● PROVIDED RECORDS
--- BEGIN ---
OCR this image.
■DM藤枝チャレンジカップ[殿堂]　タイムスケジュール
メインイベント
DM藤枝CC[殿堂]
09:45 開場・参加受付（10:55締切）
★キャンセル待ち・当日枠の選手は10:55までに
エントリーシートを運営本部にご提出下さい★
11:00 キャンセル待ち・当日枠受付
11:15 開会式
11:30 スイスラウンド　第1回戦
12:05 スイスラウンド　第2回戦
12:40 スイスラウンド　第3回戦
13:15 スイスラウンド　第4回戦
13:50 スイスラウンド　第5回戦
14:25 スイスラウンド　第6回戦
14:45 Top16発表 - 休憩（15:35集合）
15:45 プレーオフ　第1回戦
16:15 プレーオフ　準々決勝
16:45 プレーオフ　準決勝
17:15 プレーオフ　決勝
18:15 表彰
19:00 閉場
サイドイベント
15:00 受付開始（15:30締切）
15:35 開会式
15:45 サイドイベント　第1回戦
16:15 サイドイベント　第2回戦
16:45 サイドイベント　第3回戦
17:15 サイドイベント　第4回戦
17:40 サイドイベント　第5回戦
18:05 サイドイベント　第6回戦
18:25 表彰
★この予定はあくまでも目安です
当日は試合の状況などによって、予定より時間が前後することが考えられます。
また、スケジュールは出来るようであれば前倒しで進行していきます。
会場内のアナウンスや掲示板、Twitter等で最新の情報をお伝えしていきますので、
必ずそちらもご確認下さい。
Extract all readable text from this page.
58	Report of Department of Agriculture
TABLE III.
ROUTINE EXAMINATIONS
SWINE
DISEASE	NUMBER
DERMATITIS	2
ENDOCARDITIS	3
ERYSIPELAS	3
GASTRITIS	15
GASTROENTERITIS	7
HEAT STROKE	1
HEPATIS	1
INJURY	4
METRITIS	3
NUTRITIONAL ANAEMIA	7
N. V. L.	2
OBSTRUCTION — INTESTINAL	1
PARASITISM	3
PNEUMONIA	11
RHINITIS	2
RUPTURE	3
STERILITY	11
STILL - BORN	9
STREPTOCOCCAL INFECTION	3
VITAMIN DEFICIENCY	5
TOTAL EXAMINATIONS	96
--- END ---
--- BEGIN ---
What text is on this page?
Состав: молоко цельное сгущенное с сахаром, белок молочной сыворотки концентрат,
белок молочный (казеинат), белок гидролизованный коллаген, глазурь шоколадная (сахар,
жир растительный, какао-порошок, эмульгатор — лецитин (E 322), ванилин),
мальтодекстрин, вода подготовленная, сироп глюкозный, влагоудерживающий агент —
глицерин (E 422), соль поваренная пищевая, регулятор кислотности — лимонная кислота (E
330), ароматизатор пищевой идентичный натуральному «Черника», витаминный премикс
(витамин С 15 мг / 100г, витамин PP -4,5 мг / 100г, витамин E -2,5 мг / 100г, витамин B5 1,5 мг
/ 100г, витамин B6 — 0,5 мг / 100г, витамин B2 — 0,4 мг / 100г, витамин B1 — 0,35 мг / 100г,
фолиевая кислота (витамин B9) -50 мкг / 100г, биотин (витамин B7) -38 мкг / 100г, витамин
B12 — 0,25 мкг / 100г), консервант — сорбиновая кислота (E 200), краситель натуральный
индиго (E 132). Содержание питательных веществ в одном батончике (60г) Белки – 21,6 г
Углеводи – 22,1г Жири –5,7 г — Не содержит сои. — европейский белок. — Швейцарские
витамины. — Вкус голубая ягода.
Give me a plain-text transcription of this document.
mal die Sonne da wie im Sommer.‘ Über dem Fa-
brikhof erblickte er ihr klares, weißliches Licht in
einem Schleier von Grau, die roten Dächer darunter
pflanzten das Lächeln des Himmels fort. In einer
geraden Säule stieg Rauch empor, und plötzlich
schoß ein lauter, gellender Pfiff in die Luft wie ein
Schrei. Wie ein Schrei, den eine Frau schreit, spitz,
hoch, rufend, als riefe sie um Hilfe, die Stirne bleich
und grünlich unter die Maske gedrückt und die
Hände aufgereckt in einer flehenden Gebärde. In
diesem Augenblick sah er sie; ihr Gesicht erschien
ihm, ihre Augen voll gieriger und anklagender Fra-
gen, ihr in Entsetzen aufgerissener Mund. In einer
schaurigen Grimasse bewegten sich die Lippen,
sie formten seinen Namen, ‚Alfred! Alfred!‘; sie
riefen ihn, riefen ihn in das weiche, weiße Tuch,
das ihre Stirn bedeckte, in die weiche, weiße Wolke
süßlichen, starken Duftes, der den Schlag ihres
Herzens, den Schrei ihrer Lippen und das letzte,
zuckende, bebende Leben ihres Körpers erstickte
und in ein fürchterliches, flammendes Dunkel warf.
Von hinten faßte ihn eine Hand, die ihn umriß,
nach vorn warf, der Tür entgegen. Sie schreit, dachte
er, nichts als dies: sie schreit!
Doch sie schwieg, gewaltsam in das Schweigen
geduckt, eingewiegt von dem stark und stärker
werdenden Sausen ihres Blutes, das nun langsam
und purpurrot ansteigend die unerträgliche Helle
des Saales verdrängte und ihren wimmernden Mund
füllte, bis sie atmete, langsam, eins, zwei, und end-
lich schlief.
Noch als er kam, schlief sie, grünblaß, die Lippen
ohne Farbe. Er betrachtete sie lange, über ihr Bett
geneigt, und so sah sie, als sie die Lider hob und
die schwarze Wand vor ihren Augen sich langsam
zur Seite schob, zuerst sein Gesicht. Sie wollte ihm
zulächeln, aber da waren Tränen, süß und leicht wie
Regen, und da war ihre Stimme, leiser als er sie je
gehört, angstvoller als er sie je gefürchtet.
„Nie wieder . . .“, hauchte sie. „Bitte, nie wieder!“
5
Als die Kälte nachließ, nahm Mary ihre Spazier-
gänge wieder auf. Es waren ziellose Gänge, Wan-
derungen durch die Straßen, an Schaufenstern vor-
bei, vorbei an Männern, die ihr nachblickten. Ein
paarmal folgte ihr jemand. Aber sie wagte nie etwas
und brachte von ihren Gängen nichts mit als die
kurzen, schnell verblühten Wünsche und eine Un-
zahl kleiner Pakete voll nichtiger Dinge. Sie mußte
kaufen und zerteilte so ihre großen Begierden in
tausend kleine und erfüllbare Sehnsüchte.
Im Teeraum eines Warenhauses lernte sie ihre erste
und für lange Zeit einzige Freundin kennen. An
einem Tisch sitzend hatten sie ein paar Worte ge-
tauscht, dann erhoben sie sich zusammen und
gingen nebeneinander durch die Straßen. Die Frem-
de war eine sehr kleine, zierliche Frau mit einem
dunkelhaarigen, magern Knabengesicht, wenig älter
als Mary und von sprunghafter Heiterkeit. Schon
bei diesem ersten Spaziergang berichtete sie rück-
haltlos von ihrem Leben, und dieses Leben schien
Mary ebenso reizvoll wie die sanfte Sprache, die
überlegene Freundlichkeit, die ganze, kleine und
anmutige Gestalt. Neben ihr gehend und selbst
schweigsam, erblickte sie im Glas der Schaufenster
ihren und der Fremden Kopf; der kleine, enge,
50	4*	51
--- END ---
Tally the lines containing "Mary". Provide the number without any other words.

● SOLVED EXERCISE
3